Records from a dataset
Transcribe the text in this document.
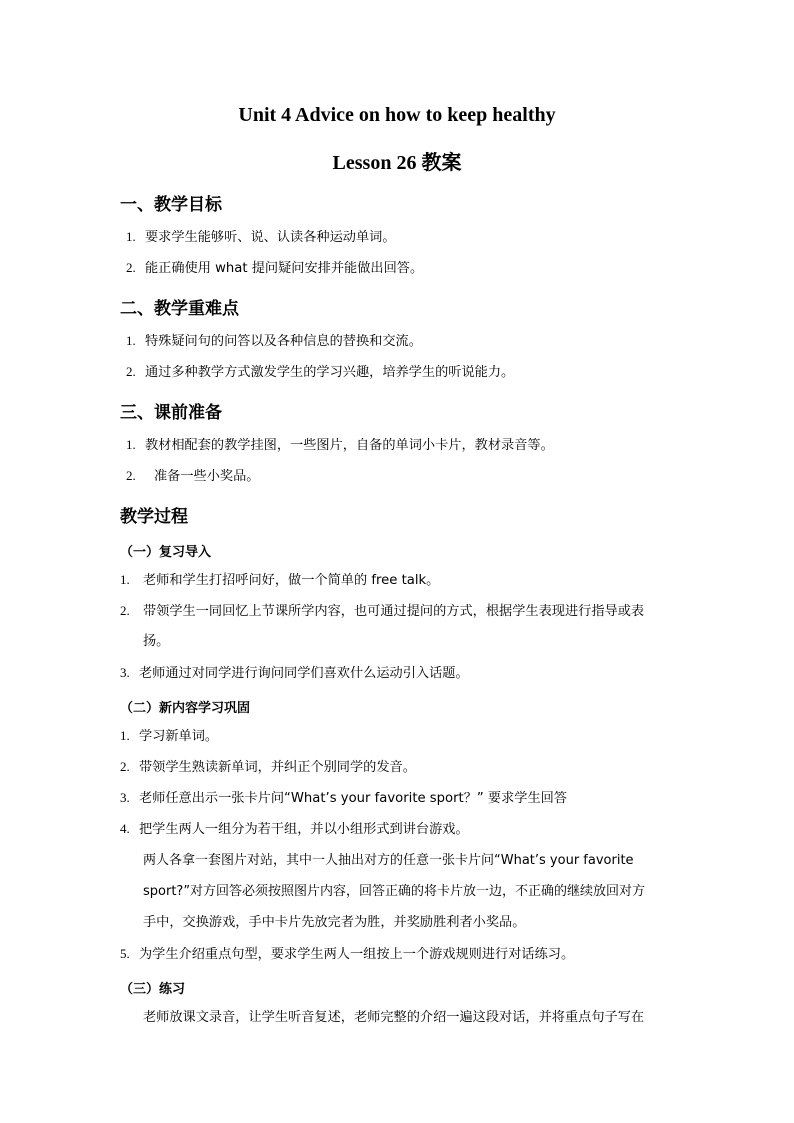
Unit 4 Advice on how to keep healthy
Lesson 26 教案
一、教学目标
1. 要求学生能够听、说、认读各种运动单词。
2. 能正确使用 what 提问疑问安排并能做出回答。
二、教学重难点
1. 特殊疑问句的问答以及各种信息的替换和交流。
2. 通过多种教学方式激发学生的学习兴趣，培养学生的听说能力。
三、课前准备
1. 教材相配套的教学挂图，一些图片，自备的单词小卡片，教材录音等。
2. 准备一些小奖品。
教学过程
（一）复习导入
1. 老师和学生打招呼问好，做一个简单的 free talk。
2. 带领学生一同回忆上节课所学内容，也可通过提问的方式，根据学生表现进行指导或表
扬。
3. 老师通过对同学进行询问同学们喜欢什么运动引入话题。
（二）新内容学习巩固
1. 学习新单词。
2. 带领学生熟读新单词，并纠正个别同学的发音。
3. 老师任意出示一张卡片问“What’s your favorite sport？” 要求学生回答
4. 把学生两人一组分为若干组，并以小组形式到讲台游戏。
两人各拿一套图片对站，其中一人抽出对方的任意一张卡片问“What’s your favorite
sport?”对方回答必须按照图片内容，回答正确的将卡片放一边，不正确的继续放回对方
手中，交换游戏，手中卡片先放完者为胜，并奖励胜利者小奖品。
5. 为学生介绍重点句型，要求学生两人一组按上一个游戏规则进行对话练习。
（三）练习
老师放课文录音，让学生听音复述，老师完整的介绍一遍这段对话，并将重点句子写在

WHAT TO WORK ON
Quote every line of the records above exactly; no picture is to be copied.

RESPONSE
Transcribe the text in this document.
Unit 4 Advice on how to keep healthy
Lesson 26 教案
一、教学目标
1. 要求学生能够听、说、认读各种运动单词。
2. 能正确使用 what 提问疑问安排并能做出回答。
二、教学重难点
1. 特殊疑问句的问答以及各种信息的替换和交流。
2. 通过多种教学方式激发学生的学习兴趣，培养学生的听说能力。
三、课前准备
1. 教材相配套的教学挂图，一些图片，自备的单词小卡片，教材录音等。
2. 准备一些小奖品。
教学过程
（一）复习导入
1. 老师和学生打招呼问好，做一个简单的 free talk。
2. 带领学生一同回忆上节课所学内容，也可通过提问的方式，根据学生表现进行指导或表
扬。
3. 老师通过对同学进行询问同学们喜欢什么运动引入话题。
（二）新内容学习巩固
1. 学习新单词。
2. 带领学生熟读新单词，并纠正个别同学的发音。
3. 老师任意出示一张卡片问“What’s your favorite sport？” 要求学生回答
4. 把学生两人一组分为若干组，并以小组形式到讲台游戏。
两人各拿一套图片对站，其中一人抽出对方的任意一张卡片问“What’s your favorite
sport?”对方回答必须按照图片内容，回答正确的将卡片放一边，不正确的继续放回对方
手中，交换游戏，手中卡片先放完者为胜，并奖励胜利者小奖品。
5. 为学生介绍重点句型，要求学生两人一组按上一个游戏规则进行对话练习。
（三）练习
老师放课文录音，让学生听音复述，老师完整的介绍一遍这段对话，并将重点句子写在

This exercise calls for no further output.